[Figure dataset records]
====

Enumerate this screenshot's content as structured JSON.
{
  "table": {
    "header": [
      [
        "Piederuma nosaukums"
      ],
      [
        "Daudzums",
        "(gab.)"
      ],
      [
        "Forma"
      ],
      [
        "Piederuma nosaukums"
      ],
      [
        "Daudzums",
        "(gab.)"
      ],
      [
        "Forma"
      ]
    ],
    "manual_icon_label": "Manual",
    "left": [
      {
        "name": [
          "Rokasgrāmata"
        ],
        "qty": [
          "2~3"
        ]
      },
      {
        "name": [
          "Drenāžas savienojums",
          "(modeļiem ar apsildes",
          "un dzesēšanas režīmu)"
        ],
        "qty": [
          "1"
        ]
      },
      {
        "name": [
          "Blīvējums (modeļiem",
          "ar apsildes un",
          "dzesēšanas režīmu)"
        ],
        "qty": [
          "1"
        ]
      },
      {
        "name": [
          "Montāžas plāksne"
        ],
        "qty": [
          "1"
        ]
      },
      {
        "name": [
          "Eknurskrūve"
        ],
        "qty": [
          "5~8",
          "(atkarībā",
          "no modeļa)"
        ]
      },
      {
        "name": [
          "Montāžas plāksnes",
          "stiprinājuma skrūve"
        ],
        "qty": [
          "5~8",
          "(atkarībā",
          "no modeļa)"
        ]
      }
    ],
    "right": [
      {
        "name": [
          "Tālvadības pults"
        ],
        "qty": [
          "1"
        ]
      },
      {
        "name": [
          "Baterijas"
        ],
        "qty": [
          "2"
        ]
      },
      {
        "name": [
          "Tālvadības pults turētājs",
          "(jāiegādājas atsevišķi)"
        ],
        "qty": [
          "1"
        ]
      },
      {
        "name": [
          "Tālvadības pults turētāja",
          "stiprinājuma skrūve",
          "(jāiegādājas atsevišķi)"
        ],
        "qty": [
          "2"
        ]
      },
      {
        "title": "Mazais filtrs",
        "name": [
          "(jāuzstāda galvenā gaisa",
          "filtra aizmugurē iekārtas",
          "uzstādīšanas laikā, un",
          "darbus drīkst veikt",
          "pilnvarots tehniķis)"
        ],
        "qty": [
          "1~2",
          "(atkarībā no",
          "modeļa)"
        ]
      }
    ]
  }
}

====

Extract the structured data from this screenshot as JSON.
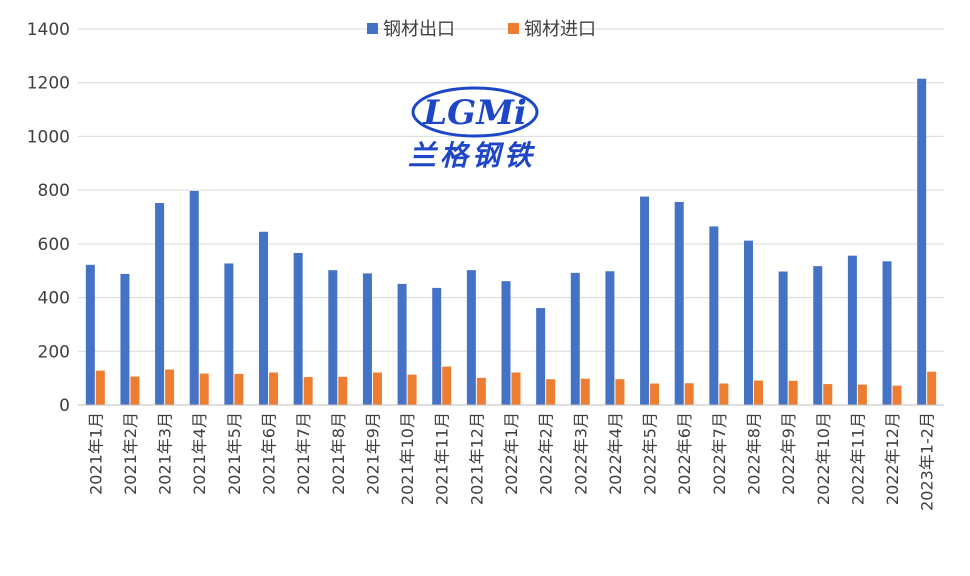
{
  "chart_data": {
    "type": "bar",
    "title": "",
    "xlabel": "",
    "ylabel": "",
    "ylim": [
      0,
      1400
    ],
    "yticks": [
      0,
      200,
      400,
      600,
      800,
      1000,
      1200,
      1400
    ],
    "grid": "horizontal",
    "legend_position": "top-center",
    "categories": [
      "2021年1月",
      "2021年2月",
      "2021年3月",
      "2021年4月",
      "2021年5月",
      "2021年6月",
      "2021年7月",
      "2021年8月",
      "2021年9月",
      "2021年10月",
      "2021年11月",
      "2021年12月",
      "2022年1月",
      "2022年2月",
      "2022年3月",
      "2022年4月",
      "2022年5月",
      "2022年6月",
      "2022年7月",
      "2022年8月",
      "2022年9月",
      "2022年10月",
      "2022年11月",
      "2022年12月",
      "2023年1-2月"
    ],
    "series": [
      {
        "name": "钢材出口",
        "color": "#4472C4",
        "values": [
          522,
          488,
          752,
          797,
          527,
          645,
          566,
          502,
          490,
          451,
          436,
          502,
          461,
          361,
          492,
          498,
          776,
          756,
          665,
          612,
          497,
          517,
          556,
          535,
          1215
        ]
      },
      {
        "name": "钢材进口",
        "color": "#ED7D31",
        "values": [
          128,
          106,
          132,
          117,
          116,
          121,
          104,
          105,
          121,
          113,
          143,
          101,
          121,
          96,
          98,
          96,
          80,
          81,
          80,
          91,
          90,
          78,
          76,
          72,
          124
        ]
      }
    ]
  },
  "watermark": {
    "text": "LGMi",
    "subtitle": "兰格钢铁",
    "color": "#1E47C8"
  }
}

====

REQUIREMENT: Report back each line of the entries that holds the string "JSON".

ANSWER TO THIS TASK:
Enumerate this screenshot's content as structured JSON.
Extract the structured data from this screenshot as JSON.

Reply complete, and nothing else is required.